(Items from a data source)
———
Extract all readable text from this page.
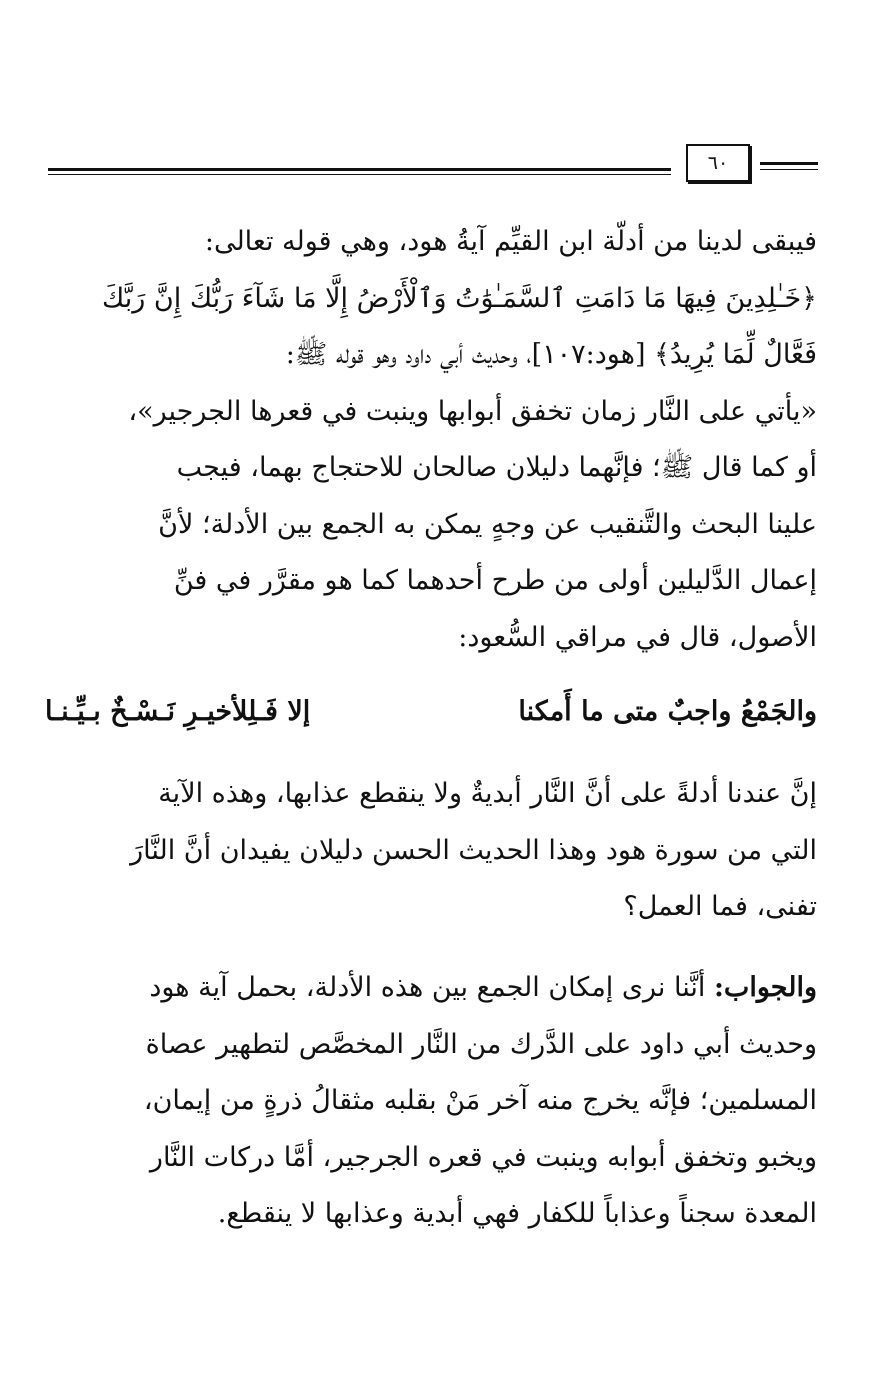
٦٠
فيبقى لدينا من أدلّة ابن القيِّم آيةُ هود، وهي قوله تعالى:
﴿خَـٰلِدِينَ فِيهَا مَا دَامَتِ ٱلسَّمَـٰوَٰتُ وَٱلْأَرْضُ إِلَّا مَا شَآءَ رَبُّكَ إِنَّ رَبَّكَ
فَعَّالٌ لِّمَا يُرِيدُ﴾ [هود:١٠٧]، وحديث أبي داود وهو قوله ﷺ:
«يأتي على النَّار زمان تخفق أبوابها وينبت في قعرها الجرجير»،
أو كما قال ﷺ؛ فإنَّهما دليلان صالحان للاحتجاج بهما، فيجب
علينا البحث والتَّنقيب عن وجهٍ يمكن به الجمع بين الأدلة؛ لأنَّ
إعمال الدَّليلين أولى من طرح أحدهما كما هو مقرَّر في فنِّ
الأصول، قال في مراقي السُّعود:
والجَمْعُ واجبٌ متى ما أَمكنا
إلا فَـلِلأخيـرِ نَـسْـخٌ بـيِّـنـا
إنَّ عندنا أدلةً على أنَّ النَّار أبديةٌ ولا ينقطع عذابها، وهذه الآية
التي من سورة هود وهذا الحديث الحسن دليلان يفيدان أنَّ النَّارَ
تفنى، فما العمل؟
والجواب: أنَّنا نرى إمكان الجمع بين هذه الأدلة، بحمل آية هود
وحديث أبي داود على الدَّرك من النَّار المخصَّص لتطهير عصاة
المسلمين؛ فإنَّه يخرج منه آخر مَنْ بقلبه مثقالُ ذرةٍ من إيمان،
ويخبو وتخفق أبوابه وينبت في قعره الجرجير، أمَّا دركات النَّار
المعدة سجناً وعذاباً للكفار فهي أبدية وعذابها لا ينقطع.
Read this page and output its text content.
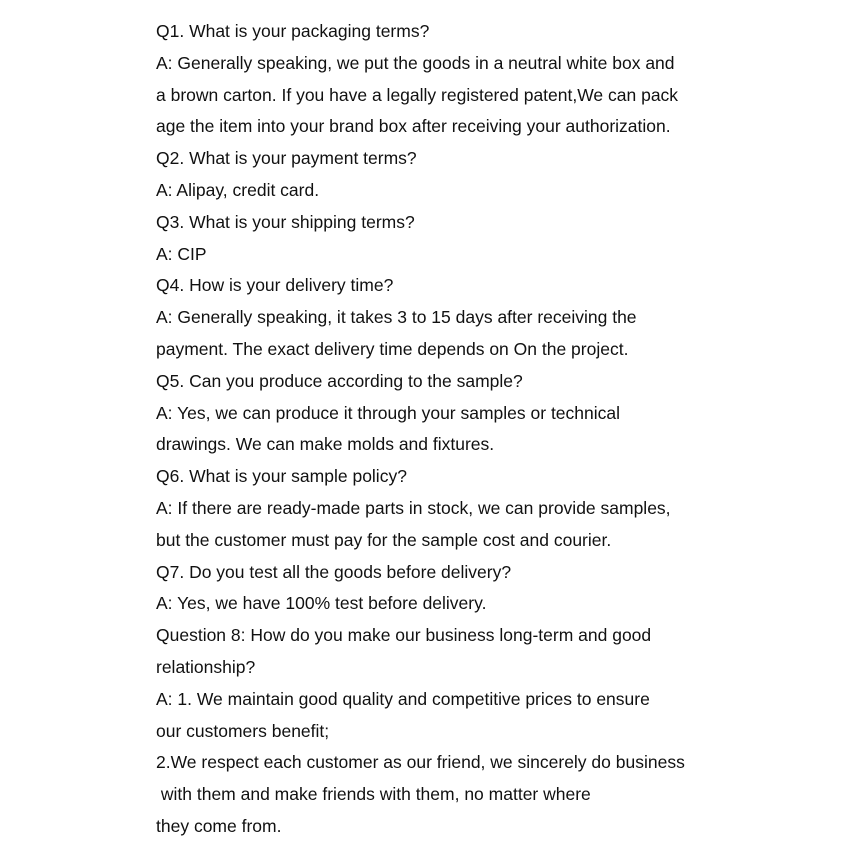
Q1. What is your packaging terms?

A: Generally speaking, we put the goods in a neutral white box and

a brown carton. If you have a legally registered patent,We can pack

age the item into your brand box after receiving your authorization.

Q2. What is your payment terms?

A: Alipay, credit card.

Q3. What is your shipping terms?

A: CIP

Q4. How is your delivery time?

A: Generally speaking, it takes 3 to 15 days after receiving the

payment. The exact delivery time depends on On the project.

Q5. Can you produce according to the sample?

A: Yes, we can produce it through your samples or technical

drawings. We can make molds and fixtures.

Q6. What is your sample policy?

A: If there are ready-made parts in stock, we can provide samples,

but the customer must pay for the sample cost and courier.

Q7. Do you test all the goods before delivery?

A: Yes, we have 100% test before delivery.

Question 8: How do you make our business long-term and good

relationship?

A: 1. We maintain good quality and competitive prices to ensure

our customers benefit;

2.We respect each customer as our friend, we sincerely do business

with them and make friends with them, no matter where

they come from.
———
Please retype the entries above word for word, but only from the line containing "Read this page and output its text content." through the last line, and without the pictures.

Read this page and output its text content.
Q1. What is your packaging terms?

A: Generally speaking, we put the goods in a neutral white box and

a brown carton. If you have a legally registered patent,We can pack

age the item into your brand box after receiving your authorization.

Q2. What is your payment terms?

A: Alipay, credit card.

Q3. What is your shipping terms?

A: CIP

Q4. How is your delivery time?

A: Generally speaking, it takes 3 to 15 days after receiving the

payment. The exact delivery time depends on On the project.

Q5. Can you produce according to the sample?

A: Yes, we can produce it through your samples or technical

drawings. We can make molds and fixtures.

Q6. What is your sample policy?

A: If there are ready-made parts in stock, we can provide samples,

but the customer must pay for the sample cost and courier.

Q7. Do you test all the goods before delivery?

A: Yes, we have 100% test before delivery.

Question 8: How do you make our business long-term and good

relationship?

A: 1. We maintain good quality and competitive prices to ensure

our customers benefit;

2.We respect each customer as our friend, we sincerely do business

with them and make friends with them, no matter where

they come from.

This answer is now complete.